▸ What is asked: Copy out the full gratitude blog post below, word for word.

Saturday, May 30, 2015

One Thousand Gratitudes, Part XX: 525-501

With this installment I ring the halfway-there bell and life appears to have no plans of slowing its pace.

Or maybe age has narrowed the gap between how things used to seem to move and how my subconscious mind anticipates they will move in the future.

My daughter's mind churns with every waking moment, absorbing the world, learning, observing, questioning.

My son has entered the speech phase, and the longer my tenure at work grows, the fewer the day's hours seem.

To get to this point in this series has taken a ton of work and the challenge of doubling the piece's size intimidates.

In the midst of it all lies the theme, the intention, the desired mindset.

For those have you that have read since the beginning, for those of you that have checked in from time to time, and for those of you that have just discovered the project, please share in the comments a gratitude (or gratitudes) of your own.





Five Hundred Twenty-Five: “Five Hundred Miles” from the Inside Llewyn Davis soundtrack

      Three minutes, 28 seconds. Pure beauty. Justin Timberlake, Carey Mulligan, Stark Stands. Thank you, thank you, thank you.

Five Hundred Twenty-Four: Emmylou Harris

      I cannot tell a lie: I know very little about this fine, fine woman’s career, but what I’ve heard I love. I’m thankful for having heard her voice and excited about the day in which I dive in to her discography. Way into the music she recorded with Bob Dylan and the album she cut with Mark Knopfler. She’s got a ton more out there. Just gotta make the effort to deepen my appreciation of her voice and talent.

Five Hundred Twenty-Three: Mark Knopfler

      I have always dug me some Dire Straits, but the original sultan of swing put out my favorite tunes once he went solo. I pretty much dig every track on every album. Talented dude. Grateful I discovered his stuff.

Five Hundred Twenty-Two: the Stanley Cup Playoffs

      I won’t bore you with more hockey talk (now), but the post-season got underway the evening I wrote this. Might be my favorite time of year. I’m grateful I discovered hockey when I did. Let’s go, Blues! (Update: Wow.)

Five Hundred Twenty-One: South Park clip #7: Mr. Mackey goes gluten-free




Five Hundred Twenty: swimming with my daughter

      Adeline started her second round of swim lessons a number of weeks ago and now she’s mostly terrified of the water. She spent the first two classes crying while clutching the side of the pool, not even wanting to get her hair wet.

▸ Record excerpts:
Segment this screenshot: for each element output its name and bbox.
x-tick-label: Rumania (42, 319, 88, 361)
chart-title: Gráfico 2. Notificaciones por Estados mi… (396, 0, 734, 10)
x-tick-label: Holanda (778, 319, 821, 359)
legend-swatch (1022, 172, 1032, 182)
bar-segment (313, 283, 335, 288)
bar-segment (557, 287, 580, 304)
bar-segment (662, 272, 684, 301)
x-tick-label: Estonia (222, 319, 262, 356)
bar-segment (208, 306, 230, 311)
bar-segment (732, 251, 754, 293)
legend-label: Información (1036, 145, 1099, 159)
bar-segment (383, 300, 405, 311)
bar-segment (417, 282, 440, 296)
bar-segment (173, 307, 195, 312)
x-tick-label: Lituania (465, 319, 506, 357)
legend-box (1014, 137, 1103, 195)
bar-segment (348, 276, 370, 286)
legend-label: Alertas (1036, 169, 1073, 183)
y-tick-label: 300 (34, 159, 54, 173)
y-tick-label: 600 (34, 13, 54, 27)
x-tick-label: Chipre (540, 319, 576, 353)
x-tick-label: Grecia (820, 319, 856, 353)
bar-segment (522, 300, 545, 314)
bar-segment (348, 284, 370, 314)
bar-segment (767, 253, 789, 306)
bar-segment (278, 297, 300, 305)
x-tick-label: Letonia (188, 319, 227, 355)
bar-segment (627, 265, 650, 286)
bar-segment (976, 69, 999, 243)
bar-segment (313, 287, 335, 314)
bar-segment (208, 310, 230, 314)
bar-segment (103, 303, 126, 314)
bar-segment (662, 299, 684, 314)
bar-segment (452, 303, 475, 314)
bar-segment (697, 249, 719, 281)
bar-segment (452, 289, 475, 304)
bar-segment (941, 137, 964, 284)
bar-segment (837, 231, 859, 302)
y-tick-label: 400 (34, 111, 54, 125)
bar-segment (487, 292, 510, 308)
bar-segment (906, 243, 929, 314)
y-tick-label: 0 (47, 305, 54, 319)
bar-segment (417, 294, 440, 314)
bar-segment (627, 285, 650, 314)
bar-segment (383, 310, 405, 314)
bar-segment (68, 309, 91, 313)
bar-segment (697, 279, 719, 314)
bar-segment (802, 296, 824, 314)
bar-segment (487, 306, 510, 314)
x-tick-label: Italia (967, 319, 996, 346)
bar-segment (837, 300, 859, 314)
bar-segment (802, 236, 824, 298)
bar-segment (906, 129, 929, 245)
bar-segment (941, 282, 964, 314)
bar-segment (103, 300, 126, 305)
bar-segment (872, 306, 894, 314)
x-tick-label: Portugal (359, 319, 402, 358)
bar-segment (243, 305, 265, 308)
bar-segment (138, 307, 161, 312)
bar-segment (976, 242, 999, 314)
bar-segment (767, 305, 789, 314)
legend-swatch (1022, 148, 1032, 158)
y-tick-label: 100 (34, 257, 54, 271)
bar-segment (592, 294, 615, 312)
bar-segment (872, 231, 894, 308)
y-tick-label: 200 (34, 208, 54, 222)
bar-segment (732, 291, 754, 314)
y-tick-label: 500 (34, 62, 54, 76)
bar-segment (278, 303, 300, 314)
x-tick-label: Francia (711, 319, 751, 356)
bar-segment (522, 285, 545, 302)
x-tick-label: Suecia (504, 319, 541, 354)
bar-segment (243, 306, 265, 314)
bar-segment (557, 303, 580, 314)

▸ Completed exercise:
Saturday, May 30, 2015

One Thousand Gratitudes, Part XX: 525-501

With this installment I ring the halfway-there bell and life appears to have no plans of slowing its pace.

Or maybe age has narrowed the gap between how things used to seem to move and how my subconscious mind anticipates they will move in the future.

My daughter's mind churns with every waking moment, absorbing the world, learning, observing, questioning.

My son has entered the speech phase, and the longer my tenure at work grows, the fewer the day's hours seem.

To get to this point in this series has taken a ton of work and the challenge of doubling the piece's size intimidates.

In the midst of it all lies the theme, the intention, the desired mindset.

For those have you that have read since the beginning, for those of you that have checked in from time to time, and for those of you that have just discovered the project, please share in the comments a gratitude (or gratitudes) of your own.





Five Hundred Twenty-Five: “Five Hundred Miles” from the Inside Llewyn Davis soundtrack

      Three minutes, 28 seconds. Pure beauty. Justin Timberlake, Carey Mulligan, Stark Stands. Thank you, thank you, thank you.

Five Hundred Twenty-Four: Emmylou Harris

      I cannot tell a lie: I know very little about this fine, fine woman’s career, but what I’ve heard I love. I’m thankful for having heard her voice and excited about the day in which I dive in to her discography. Way into the music she recorded with Bob Dylan and the album she cut with Mark Knopfler. She’s got a ton more out there. Just gotta make the effort to deepen my appreciation of her voice and talent.

Five Hundred Twenty-Three: Mark Knopfler

      I have always dug me some Dire Straits, but the original sultan of swing put out my favorite tunes once he went solo. I pretty much dig every track on every album. Talented dude. Grateful I discovered his stuff.

Five Hundred Twenty-Two: the Stanley Cup Playoffs

      I won’t bore you with more hockey talk (now), but the post-season got underway the evening I wrote this. Might be my favorite time of year. I’m grateful I discovered hockey when I did. Let’s go, Blues! (Update: Wow.)

Five Hundred Twenty-One: South Park clip #7: Mr. Mackey goes gluten-free




Five Hundred Twenty: swimming with my daughter

      Adeline started her second round of swim lessons a number of weeks ago and now she’s mostly terrified of the water. She spent the first two classes crying while clutching the side of the pool, not even wanting to get her hair wet.